CHALLENGE:
Please give the count of lines holding the string "যটকদ" and nothing besides.

EXCERPTED DATA:
# # # #

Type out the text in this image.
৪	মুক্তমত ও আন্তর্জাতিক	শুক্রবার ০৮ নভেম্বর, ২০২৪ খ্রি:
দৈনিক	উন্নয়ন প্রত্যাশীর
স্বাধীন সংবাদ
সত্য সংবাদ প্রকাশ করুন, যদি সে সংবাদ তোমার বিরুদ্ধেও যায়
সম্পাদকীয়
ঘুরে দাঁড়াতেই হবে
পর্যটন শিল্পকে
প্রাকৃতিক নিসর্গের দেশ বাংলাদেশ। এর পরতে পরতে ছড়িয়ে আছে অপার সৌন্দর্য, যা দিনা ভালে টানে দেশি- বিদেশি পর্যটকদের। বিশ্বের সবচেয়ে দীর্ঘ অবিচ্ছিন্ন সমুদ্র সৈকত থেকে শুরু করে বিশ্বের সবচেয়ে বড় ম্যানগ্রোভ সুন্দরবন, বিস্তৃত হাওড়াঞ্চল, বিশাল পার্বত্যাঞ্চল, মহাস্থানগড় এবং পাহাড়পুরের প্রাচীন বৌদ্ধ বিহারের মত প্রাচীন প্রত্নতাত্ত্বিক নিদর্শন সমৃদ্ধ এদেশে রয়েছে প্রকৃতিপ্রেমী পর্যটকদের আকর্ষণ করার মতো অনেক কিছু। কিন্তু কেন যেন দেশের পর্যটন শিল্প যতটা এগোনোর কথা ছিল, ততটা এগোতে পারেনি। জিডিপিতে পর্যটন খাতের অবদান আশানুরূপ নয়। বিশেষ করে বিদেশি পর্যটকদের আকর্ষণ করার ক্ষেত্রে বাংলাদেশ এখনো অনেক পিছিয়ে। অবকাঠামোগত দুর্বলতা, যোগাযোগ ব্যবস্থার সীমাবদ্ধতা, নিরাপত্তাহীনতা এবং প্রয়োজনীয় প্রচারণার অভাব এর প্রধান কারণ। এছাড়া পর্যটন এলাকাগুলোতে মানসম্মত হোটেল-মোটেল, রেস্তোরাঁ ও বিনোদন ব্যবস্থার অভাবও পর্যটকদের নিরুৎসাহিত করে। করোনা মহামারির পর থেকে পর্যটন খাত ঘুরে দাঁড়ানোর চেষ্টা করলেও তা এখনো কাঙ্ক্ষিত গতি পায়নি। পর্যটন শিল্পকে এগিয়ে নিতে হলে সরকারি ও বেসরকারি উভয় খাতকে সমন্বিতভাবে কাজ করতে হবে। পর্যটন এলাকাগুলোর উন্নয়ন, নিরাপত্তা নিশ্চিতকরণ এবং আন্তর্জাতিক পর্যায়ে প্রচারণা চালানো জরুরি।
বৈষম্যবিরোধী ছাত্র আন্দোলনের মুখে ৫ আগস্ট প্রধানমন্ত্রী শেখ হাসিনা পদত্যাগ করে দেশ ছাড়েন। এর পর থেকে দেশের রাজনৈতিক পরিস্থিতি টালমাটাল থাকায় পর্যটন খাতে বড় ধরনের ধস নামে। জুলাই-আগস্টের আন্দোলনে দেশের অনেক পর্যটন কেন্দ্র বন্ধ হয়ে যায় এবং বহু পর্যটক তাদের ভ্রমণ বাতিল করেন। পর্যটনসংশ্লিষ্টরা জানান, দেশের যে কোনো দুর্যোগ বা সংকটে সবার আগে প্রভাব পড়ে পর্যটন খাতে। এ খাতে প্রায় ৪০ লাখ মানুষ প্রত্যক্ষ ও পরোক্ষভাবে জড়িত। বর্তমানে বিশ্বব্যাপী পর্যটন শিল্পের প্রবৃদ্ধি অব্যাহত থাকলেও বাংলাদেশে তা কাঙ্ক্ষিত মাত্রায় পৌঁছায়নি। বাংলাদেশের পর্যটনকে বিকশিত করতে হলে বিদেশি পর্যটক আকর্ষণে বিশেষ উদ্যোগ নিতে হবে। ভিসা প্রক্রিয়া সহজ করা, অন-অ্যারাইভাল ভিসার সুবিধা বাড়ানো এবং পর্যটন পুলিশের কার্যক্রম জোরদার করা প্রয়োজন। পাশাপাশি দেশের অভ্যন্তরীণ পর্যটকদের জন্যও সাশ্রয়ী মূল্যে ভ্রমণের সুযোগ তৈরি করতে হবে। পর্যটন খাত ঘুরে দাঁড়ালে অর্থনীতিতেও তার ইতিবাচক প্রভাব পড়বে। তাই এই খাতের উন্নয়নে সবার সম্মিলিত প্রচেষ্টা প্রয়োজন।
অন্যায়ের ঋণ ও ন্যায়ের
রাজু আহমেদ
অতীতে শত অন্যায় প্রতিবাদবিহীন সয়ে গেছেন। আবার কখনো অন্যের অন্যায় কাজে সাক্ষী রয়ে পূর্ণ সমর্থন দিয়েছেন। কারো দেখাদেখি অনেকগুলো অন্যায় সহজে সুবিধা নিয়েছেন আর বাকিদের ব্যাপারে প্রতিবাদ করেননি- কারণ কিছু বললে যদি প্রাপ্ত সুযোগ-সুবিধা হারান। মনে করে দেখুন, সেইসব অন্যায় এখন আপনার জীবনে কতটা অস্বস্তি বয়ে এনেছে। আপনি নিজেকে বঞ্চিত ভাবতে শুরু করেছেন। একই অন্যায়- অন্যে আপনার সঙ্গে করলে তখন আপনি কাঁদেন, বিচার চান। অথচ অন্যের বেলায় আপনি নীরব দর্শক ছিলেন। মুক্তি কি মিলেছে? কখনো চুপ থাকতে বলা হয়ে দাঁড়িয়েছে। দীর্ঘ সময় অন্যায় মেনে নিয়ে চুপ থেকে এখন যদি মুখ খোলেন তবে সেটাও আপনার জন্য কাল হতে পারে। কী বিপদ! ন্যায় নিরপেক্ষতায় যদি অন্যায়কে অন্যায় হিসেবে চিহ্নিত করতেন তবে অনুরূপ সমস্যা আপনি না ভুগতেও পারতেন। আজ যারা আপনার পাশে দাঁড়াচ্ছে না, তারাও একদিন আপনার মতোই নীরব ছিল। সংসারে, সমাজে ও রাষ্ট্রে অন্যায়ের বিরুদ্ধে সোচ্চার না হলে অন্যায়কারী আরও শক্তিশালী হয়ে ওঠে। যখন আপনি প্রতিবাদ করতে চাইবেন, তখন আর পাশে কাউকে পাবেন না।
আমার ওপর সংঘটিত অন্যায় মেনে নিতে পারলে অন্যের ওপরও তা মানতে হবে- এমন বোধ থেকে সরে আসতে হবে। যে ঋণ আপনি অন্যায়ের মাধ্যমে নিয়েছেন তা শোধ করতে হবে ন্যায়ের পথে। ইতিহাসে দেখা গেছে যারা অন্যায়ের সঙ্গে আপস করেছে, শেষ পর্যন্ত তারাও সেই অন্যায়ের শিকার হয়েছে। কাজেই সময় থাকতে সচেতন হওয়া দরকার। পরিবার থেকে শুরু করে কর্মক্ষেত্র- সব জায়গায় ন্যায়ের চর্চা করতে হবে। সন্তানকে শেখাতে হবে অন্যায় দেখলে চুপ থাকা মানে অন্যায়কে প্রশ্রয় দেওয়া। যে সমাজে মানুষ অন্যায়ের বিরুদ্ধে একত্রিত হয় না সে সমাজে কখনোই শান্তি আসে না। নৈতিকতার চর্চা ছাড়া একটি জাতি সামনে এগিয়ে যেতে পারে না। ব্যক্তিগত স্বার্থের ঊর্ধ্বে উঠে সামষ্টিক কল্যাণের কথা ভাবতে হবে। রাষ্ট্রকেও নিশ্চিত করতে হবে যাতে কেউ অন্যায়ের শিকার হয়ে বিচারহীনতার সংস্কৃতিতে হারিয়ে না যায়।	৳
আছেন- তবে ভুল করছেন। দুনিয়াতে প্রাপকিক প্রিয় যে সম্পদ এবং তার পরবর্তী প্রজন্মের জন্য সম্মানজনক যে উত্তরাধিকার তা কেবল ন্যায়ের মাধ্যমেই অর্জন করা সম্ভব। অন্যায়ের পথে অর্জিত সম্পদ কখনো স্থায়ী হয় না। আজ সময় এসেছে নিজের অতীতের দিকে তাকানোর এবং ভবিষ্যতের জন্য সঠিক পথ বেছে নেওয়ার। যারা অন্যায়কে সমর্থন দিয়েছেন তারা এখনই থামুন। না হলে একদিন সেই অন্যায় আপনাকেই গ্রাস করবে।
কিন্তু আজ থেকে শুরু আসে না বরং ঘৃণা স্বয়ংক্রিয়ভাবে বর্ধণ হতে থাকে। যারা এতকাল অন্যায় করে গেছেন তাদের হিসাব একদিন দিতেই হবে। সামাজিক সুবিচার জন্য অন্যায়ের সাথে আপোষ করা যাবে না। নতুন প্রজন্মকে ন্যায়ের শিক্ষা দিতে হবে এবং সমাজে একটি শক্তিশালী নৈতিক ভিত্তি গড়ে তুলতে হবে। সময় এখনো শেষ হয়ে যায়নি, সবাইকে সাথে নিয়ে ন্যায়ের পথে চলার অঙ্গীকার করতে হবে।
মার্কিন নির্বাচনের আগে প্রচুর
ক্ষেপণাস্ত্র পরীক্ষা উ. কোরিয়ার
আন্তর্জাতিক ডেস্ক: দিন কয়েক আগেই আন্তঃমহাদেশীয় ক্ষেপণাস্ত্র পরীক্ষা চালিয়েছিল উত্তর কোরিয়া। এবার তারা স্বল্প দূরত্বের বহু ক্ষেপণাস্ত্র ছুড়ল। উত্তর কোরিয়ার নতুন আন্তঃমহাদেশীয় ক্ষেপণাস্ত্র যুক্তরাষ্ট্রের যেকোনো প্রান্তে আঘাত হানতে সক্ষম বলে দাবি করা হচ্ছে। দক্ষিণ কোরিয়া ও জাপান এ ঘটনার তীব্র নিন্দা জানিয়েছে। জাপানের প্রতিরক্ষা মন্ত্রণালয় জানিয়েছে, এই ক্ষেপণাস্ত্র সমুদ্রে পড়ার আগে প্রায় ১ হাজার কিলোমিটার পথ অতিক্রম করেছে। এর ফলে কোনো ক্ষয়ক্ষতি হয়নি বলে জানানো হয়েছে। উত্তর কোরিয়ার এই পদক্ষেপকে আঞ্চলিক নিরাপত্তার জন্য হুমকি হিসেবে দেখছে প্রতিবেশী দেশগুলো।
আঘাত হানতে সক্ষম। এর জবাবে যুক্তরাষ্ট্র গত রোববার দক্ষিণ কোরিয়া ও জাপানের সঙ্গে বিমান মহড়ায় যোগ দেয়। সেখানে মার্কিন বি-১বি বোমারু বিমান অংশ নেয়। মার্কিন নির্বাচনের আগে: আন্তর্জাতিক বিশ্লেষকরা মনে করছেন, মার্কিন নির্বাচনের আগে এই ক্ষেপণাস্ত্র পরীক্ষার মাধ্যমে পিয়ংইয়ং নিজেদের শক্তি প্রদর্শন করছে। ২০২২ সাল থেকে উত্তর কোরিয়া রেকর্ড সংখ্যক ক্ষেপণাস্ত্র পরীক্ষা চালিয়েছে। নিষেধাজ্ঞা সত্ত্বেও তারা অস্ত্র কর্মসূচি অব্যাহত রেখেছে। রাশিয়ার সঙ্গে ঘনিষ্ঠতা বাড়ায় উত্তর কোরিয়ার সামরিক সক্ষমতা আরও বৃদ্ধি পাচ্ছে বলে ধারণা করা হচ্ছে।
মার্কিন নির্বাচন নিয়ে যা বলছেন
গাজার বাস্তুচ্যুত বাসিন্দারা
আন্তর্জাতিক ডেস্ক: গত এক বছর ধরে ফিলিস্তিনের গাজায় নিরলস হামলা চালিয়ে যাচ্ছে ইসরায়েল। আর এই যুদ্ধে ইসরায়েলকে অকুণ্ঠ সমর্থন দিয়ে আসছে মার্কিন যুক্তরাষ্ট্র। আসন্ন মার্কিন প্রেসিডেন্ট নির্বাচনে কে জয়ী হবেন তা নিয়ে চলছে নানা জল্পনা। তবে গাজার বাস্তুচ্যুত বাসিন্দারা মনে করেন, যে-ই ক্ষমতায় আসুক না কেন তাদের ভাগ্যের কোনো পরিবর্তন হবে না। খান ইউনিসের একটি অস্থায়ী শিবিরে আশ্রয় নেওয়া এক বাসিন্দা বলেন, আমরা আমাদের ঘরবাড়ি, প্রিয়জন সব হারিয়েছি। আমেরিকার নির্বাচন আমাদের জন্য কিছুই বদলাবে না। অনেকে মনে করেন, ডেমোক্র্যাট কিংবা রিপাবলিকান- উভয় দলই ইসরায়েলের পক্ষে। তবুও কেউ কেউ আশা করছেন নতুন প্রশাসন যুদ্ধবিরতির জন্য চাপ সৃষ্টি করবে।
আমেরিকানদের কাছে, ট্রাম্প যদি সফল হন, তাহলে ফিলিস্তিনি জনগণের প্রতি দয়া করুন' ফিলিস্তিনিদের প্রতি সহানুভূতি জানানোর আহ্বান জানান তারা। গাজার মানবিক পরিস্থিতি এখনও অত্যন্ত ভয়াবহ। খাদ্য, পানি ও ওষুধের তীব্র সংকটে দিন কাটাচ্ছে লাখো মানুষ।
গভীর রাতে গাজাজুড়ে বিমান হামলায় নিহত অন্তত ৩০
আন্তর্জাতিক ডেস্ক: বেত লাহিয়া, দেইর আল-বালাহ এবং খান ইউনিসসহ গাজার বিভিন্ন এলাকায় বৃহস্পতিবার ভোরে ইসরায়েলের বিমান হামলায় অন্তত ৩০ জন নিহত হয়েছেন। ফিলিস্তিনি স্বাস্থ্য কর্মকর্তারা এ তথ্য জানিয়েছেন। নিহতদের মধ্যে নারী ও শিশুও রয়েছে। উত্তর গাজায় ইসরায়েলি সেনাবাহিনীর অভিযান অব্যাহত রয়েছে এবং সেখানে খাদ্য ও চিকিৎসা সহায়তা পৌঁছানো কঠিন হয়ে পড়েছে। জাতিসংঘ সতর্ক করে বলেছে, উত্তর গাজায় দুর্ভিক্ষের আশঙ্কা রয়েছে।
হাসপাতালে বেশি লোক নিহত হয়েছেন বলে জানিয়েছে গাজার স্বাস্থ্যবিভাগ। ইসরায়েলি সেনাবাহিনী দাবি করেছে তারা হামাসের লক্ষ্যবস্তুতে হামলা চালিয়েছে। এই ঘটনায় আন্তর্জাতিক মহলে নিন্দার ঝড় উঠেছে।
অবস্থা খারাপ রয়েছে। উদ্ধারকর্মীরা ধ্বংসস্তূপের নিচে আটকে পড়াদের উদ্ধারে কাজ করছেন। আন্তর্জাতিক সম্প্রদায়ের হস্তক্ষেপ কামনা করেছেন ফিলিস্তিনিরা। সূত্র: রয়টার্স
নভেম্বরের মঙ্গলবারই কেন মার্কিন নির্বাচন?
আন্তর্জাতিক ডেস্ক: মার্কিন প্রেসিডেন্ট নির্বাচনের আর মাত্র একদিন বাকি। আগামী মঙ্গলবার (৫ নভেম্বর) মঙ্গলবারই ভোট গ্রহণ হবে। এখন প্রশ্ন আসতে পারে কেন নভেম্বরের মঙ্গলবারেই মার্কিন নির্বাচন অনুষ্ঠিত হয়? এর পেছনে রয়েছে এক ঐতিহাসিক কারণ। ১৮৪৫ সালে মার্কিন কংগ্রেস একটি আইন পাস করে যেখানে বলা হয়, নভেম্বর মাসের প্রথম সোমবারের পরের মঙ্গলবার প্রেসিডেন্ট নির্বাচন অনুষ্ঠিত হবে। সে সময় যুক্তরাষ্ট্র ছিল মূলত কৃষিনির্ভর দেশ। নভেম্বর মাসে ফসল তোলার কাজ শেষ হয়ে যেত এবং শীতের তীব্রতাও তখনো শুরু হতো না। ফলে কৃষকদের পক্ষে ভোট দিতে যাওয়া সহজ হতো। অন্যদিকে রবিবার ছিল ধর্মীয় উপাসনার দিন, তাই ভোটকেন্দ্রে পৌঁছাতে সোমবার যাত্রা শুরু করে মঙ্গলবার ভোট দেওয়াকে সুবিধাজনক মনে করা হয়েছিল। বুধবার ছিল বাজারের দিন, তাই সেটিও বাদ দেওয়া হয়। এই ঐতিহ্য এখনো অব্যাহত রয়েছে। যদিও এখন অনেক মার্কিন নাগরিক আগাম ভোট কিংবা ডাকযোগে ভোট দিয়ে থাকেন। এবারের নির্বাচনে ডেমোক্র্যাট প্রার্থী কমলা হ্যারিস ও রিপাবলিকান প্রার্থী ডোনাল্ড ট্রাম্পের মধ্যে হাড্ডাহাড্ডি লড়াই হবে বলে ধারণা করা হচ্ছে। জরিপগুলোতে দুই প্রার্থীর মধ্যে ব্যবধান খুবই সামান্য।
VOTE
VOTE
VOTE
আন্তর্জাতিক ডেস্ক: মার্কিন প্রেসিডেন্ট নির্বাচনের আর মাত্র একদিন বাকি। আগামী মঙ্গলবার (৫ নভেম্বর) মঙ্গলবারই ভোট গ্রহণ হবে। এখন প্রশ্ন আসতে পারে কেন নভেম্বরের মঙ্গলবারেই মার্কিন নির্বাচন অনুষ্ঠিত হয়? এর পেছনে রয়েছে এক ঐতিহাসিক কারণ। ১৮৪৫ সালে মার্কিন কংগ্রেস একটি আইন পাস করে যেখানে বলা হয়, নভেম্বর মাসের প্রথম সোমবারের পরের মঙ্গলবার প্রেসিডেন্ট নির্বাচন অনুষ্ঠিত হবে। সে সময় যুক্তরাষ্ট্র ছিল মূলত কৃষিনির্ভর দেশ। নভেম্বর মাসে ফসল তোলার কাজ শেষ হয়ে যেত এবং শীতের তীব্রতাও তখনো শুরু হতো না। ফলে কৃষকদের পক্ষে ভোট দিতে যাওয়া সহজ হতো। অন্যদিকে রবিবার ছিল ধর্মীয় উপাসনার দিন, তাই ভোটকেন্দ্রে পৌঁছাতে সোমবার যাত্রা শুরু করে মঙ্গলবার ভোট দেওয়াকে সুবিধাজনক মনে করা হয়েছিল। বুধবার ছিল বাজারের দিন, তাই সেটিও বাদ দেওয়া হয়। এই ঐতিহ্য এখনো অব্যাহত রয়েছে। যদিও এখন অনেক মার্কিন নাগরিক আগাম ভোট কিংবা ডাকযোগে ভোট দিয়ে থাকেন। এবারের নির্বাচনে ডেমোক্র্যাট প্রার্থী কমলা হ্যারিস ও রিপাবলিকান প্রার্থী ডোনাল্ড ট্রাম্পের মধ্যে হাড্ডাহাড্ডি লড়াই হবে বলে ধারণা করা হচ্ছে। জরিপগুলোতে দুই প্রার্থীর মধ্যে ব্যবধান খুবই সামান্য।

# # # #

THE REPLY:
2